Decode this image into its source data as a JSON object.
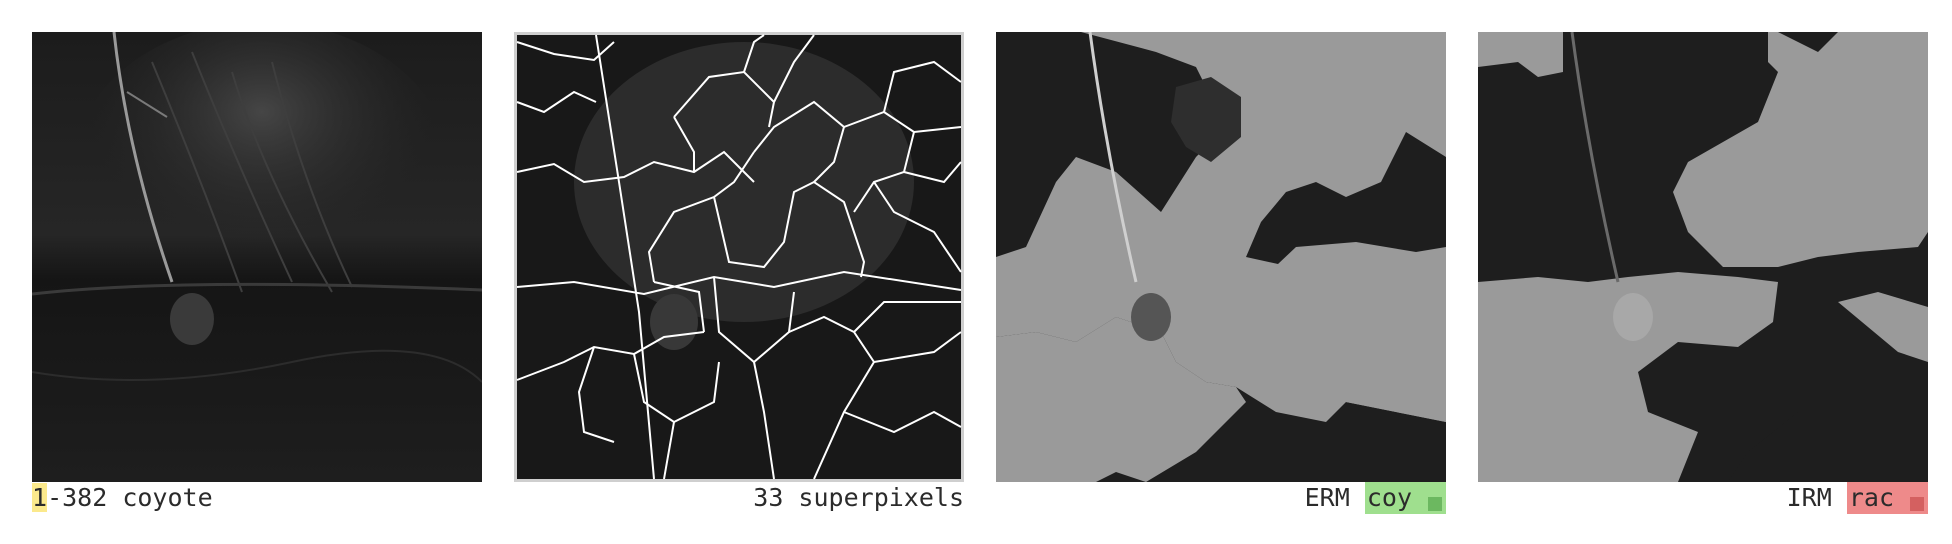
{
  "panels": [
    {
      "caption_highlight": "1",
      "caption_rest": "-382 coyote"
    },
    {
      "caption": "33 superpixels"
    },
    {
      "method": "ERM",
      "prediction": "coy",
      "status_color": "#9fdf8e"
    },
    {
      "method": "IRM",
      "prediction": "rac",
      "status_color": "#ee8a8a"
    }
  ]
}
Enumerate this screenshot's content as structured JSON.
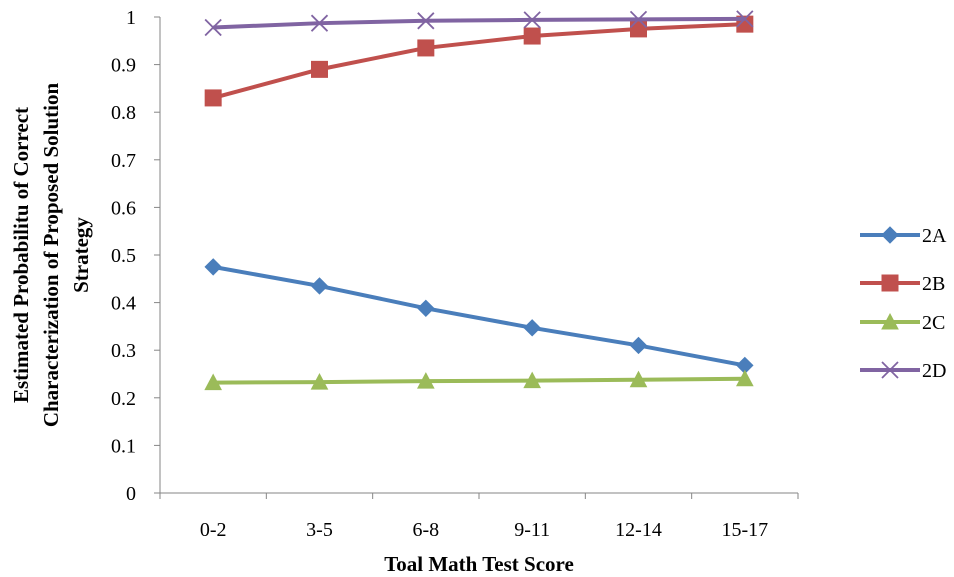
{
  "chart_data": {
    "type": "line",
    "categories": [
      "0-2",
      "3-5",
      "6-8",
      "9-11",
      "12-14",
      "15-17"
    ],
    "xlabel": "Toal Math Test Score",
    "ylabel_lines": [
      "Estimated Probabilitu of Correct",
      "Characterization of Proposed Solution",
      "Strategy"
    ],
    "ylim": [
      0,
      1
    ],
    "yticks": [
      "0",
      "0.1",
      "0.2",
      "0.3",
      "0.4",
      "0.5",
      "0.6",
      "0.7",
      "0.8",
      "0.9",
      "1"
    ],
    "grid": false,
    "legend_position": "right",
    "series": [
      {
        "name": "2A",
        "color": "#4a7ebb",
        "marker": "diamond",
        "values": [
          0.475,
          0.435,
          0.388,
          0.347,
          0.31,
          0.268
        ]
      },
      {
        "name": "2B",
        "color": "#c0504d",
        "marker": "square",
        "values": [
          0.83,
          0.89,
          0.935,
          0.96,
          0.975,
          0.985
        ]
      },
      {
        "name": "2C",
        "color": "#9bbb59",
        "marker": "triangle",
        "values": [
          0.232,
          0.233,
          0.235,
          0.236,
          0.238,
          0.24
        ]
      },
      {
        "name": "2D",
        "color": "#8064a2",
        "marker": "x",
        "values": [
          0.978,
          0.987,
          0.992,
          0.994,
          0.995,
          0.996
        ]
      }
    ]
  }
}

» **GIVEN INSTRUCTION**
Check each line of the data above for the word "marker", then state how many lines have it. Give the number alone.

» **REPLY TO THE TASK**
4